What you have to do: Report back every line from the entries below in which the word "Röntgenstrahlen" occurs.

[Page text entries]
-- Opening Marker --

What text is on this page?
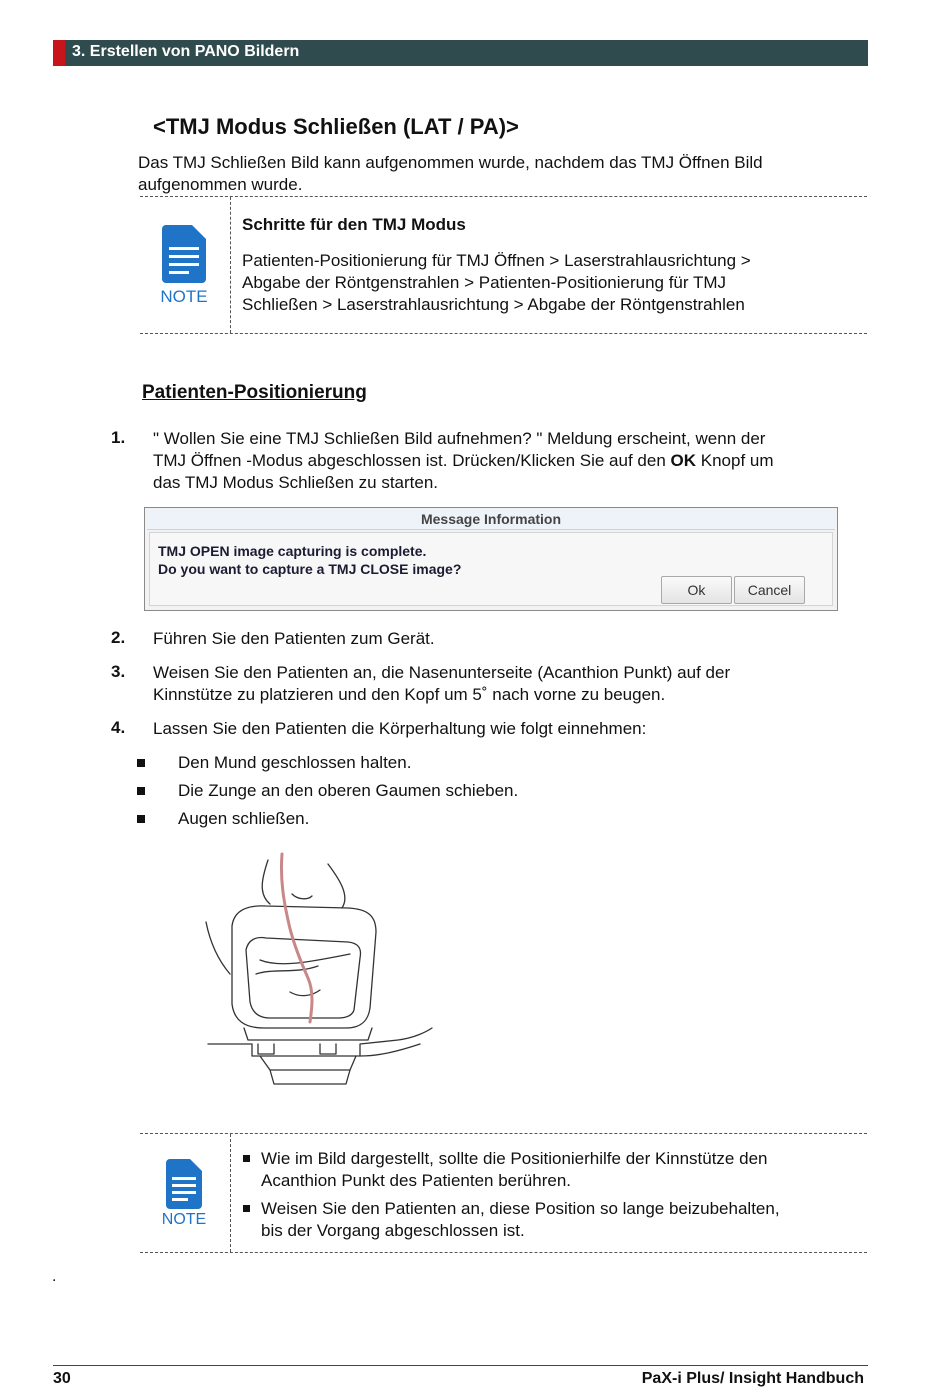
3. Erstellen von PANO Bildern
<TMJ Modus Schließen (LAT / PA)>
Das TMJ Schließen Bild kann aufgenommen wurde, nachdem das TMJ Öffnen Bild
aufgenommen wurde.
NOTE
Schritte für den TMJ Modus
Patienten-Positionierung für TMJ Öffnen > Laserstrahlausrichtung >
Abgabe der Röntgenstrahlen > Patienten-Positionierung für TMJ
Schließen > Laserstrahlausrichtung > Abgabe der Röntgenstrahlen
Patienten-Positionierung
1. " Wollen Sie eine TMJ Schließen Bild aufnehmen? " Meldung erscheint, wenn der
TMJ Öffnen -Modus abgeschlossen ist. Drücken/Klicken Sie auf den OK Knopf um
das TMJ Modus Schließen zu starten.
Message Information
TMJ OPEN image capturing is complete.
Do you want to capture a TMJ CLOSE image?
Ok	Cancel
2. Führen Sie den Patienten zum Gerät.
3. Weisen Sie den Patienten an, die Nasenunterseite (Acanthion Punkt) auf der
Kinnstütze zu platzieren und den Kopf um 5˚ nach vorne zu beugen.
4. Lassen Sie den Patienten die Körperhaltung wie folgt einnehmen:
Den Mund geschlossen halten.
Die Zunge an den oberen Gaumen schieben.
Augen schließen.
NOTE
Wie im Bild dargestellt, sollte die Positionierhilfe der Kinnstütze den
Acanthion Punkt des Patienten berühren.
Weisen Sie den Patienten an, diese Position so lange beizubehalten,
bis der Vorgang abgeschlossen ist.
.
30	PaX-i Plus/ Insight Handbuch
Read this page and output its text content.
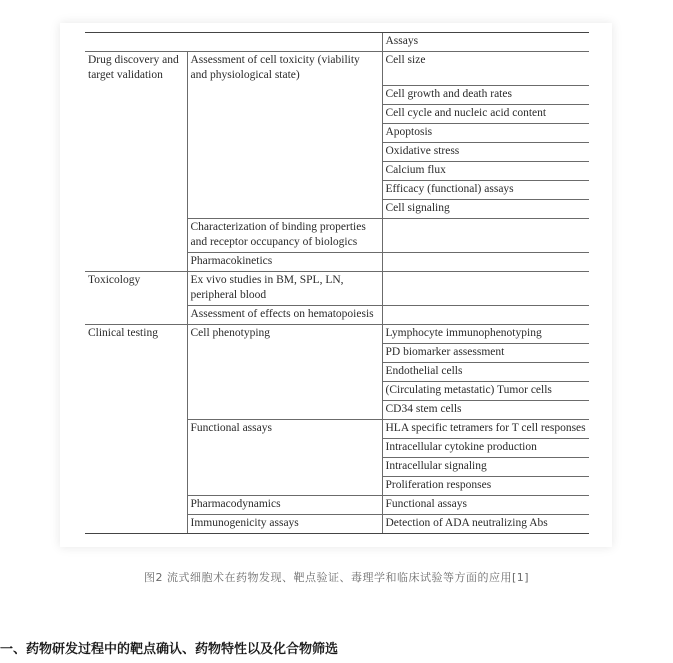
		Assays
Drug discovery and target validation	Assessment of cell toxicity (viability and physiological state)	Cell size
		Cell growth and death rates
		Cell cycle and nucleic acid content
		Apoptosis
		Oxidative stress
		Calcium flux
		Efficacy (functional) assays
		Cell signaling
	Characterization of binding properties and receptor occupancy of biologics	
	Pharmacokinetics	
Toxicology	Ex vivo studies in BM, SPL, LN, peripheral blood	
	Assessment of effects on hematopoiesis	
Clinical testing	Cell phenotyping	Lymphocyte immunophenotyping
		PD biomarker assessment
		Endothelial cells
		(Circulating metastatic) Tumor cells
		CD34 stem cells
	Functional assays	HLA specific tetramers for T cell responses
		Intracellular cytokine production
		Intracellular signaling
		Proliferation responses
	Pharmacodynamics	Functional assays
	Immunogenicity assays	Detection of ADA neutralizing Abs
图2 流式细胞术在药物发现、靶点验证、毒理学和临床试验等方面的应用[1]
一、药物研发过程中的靶点确认、药物特性以及化合物筛选
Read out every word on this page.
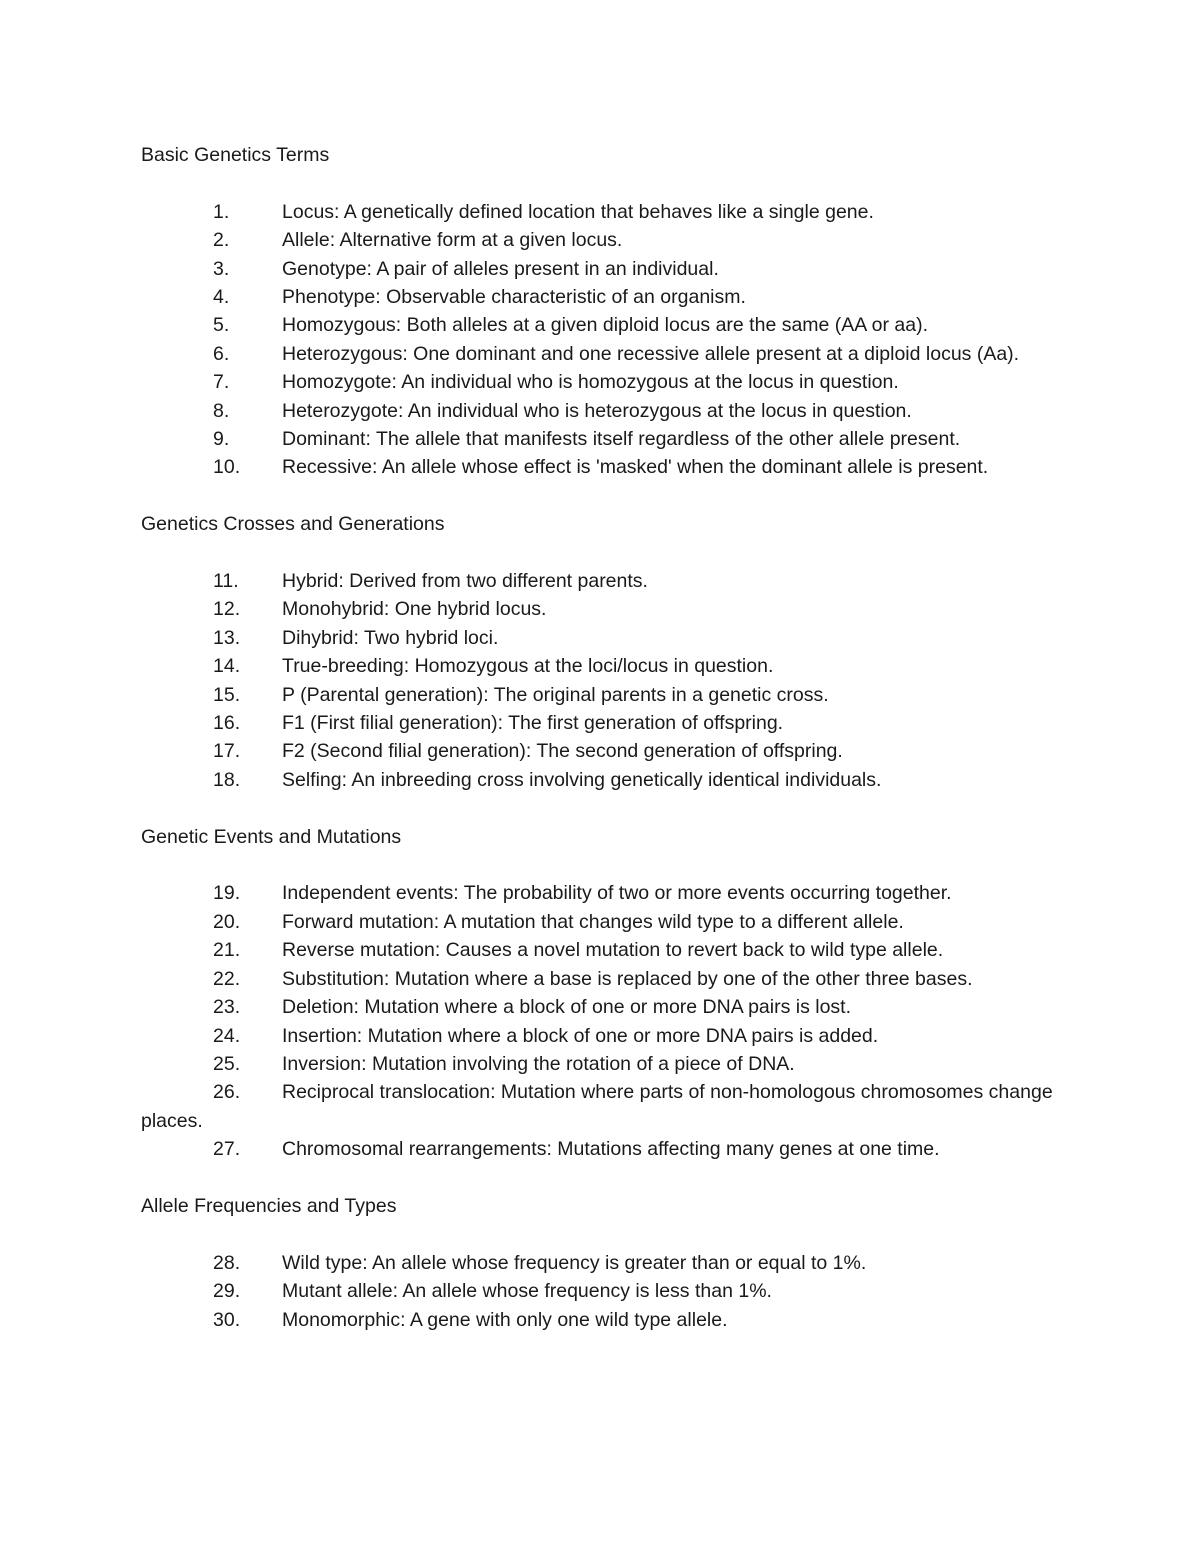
Basic Genetics Terms
1.	Locus: A genetically defined location that behaves like a single gene.
2.	Allele: Alternative form at a given locus.
3.	Genotype: A pair of alleles present in an individual.
4.	Phenotype: Observable characteristic of an organism.
5.	Homozygous: Both alleles at a given diploid locus are the same (AA or aa).
6.	Heterozygous: One dominant and one recessive allele present at a diploid locus (Aa).
7.	Homozygote: An individual who is homozygous at the locus in question.
8.	Heterozygote: An individual who is heterozygous at the locus in question.
9.	Dominant: The allele that manifests itself regardless of the other allele present.
10. Recessive: An allele whose effect is 'masked' when the dominant allele is present.
Genetics Crosses and Generations
11. Hybrid: Derived from two different parents.
12. Monohybrid: One hybrid locus.
13. Dihybrid: Two hybrid loci.
14. True-breeding: Homozygous at the loci/locus in question.
15. P (Parental generation): The original parents in a genetic cross.
16. F1 (First filial generation): The first generation of offspring.
17. F2 (Second filial generation): The second generation of offspring.
18. Selfing: An inbreeding cross involving genetically identical individuals.
Genetic Events and Mutations
19. Independent events: The probability of two or more events occurring together.
20. Forward mutation: A mutation that changes wild type to a different allele.
21. Reverse mutation: Causes a novel mutation to revert back to wild type allele.
22. Substitution: Mutation where a base is replaced by one of the other three bases.
23. Deletion: Mutation where a block of one or more DNA pairs is lost.
24. Insertion: Mutation where a block of one or more DNA pairs is added.
25. Inversion: Mutation involving the rotation of a piece of DNA.
26. Reciprocal translocation: Mutation where parts of non-homologous chromosomes change places.
27. Chromosomal rearrangements: Mutations affecting many genes at one time.
Allele Frequencies and Types
28. Wild type: An allele whose frequency is greater than or equal to 1%.
29. Mutant allele: An allele whose frequency is less than 1%.
30. Monomorphic: A gene with only one wild type allele.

-- Closing Marker --

Task solution:
Abgabe der Röntgenstrahlen > Patienten-Positionierung für TMJ
Schließen > Laserstrahlausrichtung > Abgabe der Röntgenstrahlen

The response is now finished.